_Short problem_
Gather every line of the entries that includes the word "البيان".

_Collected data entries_
+--
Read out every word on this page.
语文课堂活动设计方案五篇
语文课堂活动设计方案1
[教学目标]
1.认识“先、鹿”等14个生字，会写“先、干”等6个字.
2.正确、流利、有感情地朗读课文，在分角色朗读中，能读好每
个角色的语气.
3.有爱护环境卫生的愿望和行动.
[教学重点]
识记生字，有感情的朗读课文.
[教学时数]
+--
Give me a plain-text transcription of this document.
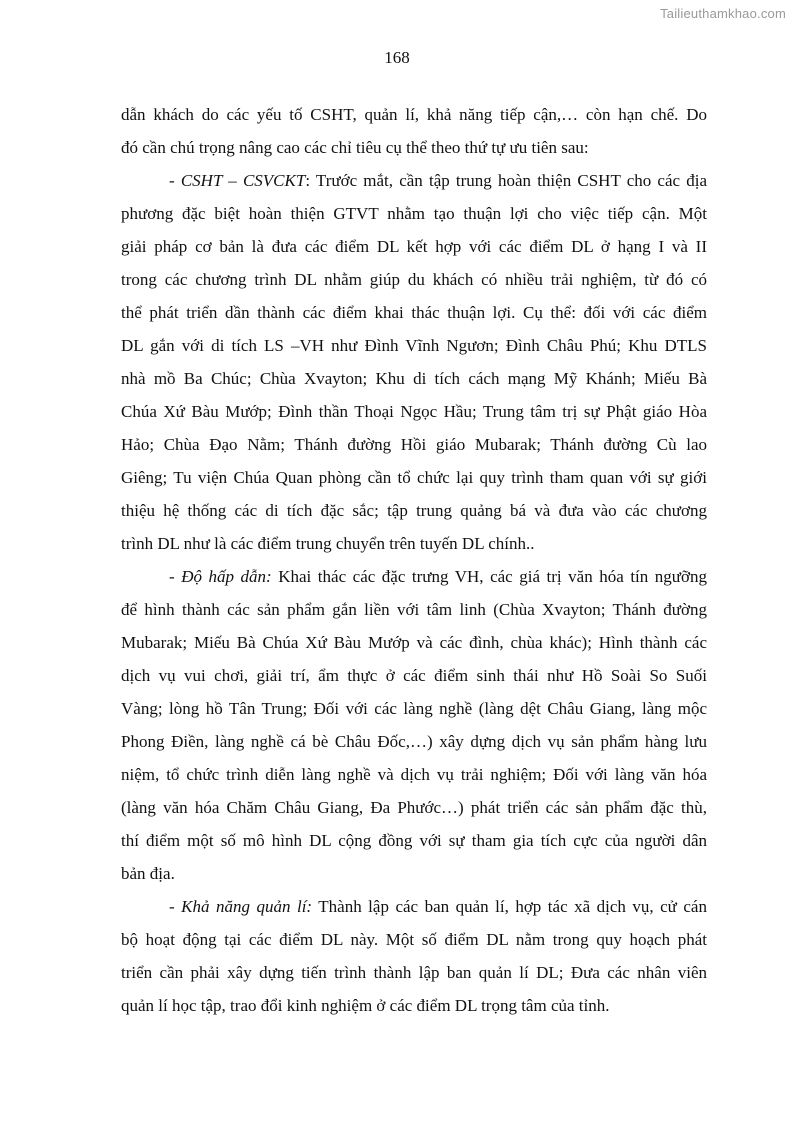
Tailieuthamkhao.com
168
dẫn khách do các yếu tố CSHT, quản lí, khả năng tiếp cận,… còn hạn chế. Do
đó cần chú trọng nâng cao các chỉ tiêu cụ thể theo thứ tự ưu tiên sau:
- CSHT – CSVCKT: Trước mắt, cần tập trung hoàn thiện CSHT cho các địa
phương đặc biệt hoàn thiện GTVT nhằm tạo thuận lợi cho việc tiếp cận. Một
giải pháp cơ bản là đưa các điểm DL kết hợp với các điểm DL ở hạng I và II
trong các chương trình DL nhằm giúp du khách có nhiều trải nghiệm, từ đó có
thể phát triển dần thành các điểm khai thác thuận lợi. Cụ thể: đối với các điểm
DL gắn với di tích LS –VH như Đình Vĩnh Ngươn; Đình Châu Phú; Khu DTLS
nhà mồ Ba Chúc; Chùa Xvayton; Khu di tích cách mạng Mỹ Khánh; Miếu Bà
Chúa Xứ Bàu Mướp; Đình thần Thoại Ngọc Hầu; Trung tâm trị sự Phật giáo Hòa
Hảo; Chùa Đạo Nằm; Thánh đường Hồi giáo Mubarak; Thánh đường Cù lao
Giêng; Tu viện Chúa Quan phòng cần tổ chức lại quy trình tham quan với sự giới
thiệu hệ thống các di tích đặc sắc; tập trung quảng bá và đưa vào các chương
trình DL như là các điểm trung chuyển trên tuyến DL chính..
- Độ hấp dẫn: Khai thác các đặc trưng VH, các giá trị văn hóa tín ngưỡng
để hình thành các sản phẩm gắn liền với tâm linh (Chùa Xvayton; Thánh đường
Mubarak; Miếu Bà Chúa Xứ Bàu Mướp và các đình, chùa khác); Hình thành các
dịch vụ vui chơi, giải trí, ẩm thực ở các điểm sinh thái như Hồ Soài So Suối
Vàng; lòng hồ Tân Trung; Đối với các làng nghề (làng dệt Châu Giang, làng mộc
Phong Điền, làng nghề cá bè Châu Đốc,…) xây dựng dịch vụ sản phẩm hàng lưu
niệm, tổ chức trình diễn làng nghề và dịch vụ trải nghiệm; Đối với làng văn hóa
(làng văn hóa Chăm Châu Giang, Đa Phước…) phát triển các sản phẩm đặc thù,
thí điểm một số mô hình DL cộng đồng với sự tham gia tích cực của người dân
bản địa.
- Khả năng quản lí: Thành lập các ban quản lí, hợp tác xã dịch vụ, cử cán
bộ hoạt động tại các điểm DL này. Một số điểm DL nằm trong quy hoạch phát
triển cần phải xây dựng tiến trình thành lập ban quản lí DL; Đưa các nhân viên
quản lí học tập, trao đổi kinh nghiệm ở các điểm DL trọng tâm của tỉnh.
+--
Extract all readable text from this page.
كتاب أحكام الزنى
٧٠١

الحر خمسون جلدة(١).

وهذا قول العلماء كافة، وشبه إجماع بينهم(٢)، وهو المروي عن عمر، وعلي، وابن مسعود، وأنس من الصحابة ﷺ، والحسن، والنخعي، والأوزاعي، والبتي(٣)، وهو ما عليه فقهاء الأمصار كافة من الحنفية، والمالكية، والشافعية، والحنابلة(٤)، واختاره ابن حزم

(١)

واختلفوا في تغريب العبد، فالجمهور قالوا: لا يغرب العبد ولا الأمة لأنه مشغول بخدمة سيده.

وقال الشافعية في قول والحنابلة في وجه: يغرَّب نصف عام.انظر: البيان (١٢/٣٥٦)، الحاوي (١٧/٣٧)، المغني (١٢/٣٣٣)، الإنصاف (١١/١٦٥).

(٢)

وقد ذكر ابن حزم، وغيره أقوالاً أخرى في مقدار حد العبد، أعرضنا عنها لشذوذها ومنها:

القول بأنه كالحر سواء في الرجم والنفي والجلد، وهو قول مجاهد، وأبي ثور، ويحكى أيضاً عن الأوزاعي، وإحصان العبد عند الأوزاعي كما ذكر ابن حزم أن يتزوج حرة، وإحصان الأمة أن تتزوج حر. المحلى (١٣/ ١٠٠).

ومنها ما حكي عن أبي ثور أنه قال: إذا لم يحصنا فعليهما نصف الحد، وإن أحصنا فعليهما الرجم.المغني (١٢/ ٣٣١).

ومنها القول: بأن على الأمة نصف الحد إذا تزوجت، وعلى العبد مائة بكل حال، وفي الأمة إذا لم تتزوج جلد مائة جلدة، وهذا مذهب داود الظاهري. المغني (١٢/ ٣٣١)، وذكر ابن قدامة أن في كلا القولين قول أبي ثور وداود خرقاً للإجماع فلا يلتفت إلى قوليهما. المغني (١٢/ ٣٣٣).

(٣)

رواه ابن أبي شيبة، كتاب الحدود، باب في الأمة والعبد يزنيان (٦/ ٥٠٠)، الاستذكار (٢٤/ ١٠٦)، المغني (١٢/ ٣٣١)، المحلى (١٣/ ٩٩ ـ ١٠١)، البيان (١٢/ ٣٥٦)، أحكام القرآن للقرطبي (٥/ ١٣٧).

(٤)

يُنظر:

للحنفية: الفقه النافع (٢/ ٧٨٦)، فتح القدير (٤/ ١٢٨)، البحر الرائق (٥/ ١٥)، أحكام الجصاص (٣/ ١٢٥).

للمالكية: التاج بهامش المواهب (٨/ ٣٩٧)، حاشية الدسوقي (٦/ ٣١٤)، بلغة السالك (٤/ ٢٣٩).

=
+--
_Exercise output_
وقال الشافعية في قول والحنابلة في وجه: يغرَّب نصف عام.انظر: البيان (١٢/٣٥٦)، الحاوي (١٧/٣٧)، المغني (١٢/٣٣٣)، الإنصاف (١١/١٦٥).
رواه ابن أبي شيبة، كتاب الحدود، باب في الأمة والعبد يزنيان (٦/ ٥٠٠)، الاستذكار (٢٤/ ١٠٦)، المغني (١٢/ ٣٣١)، المحلى (١٣/ ٩٩ ـ ١٠١)، البيان (١٢/ ٣٥٦)، أحكام القرآن للقرطبي (٥/ ١٣٧).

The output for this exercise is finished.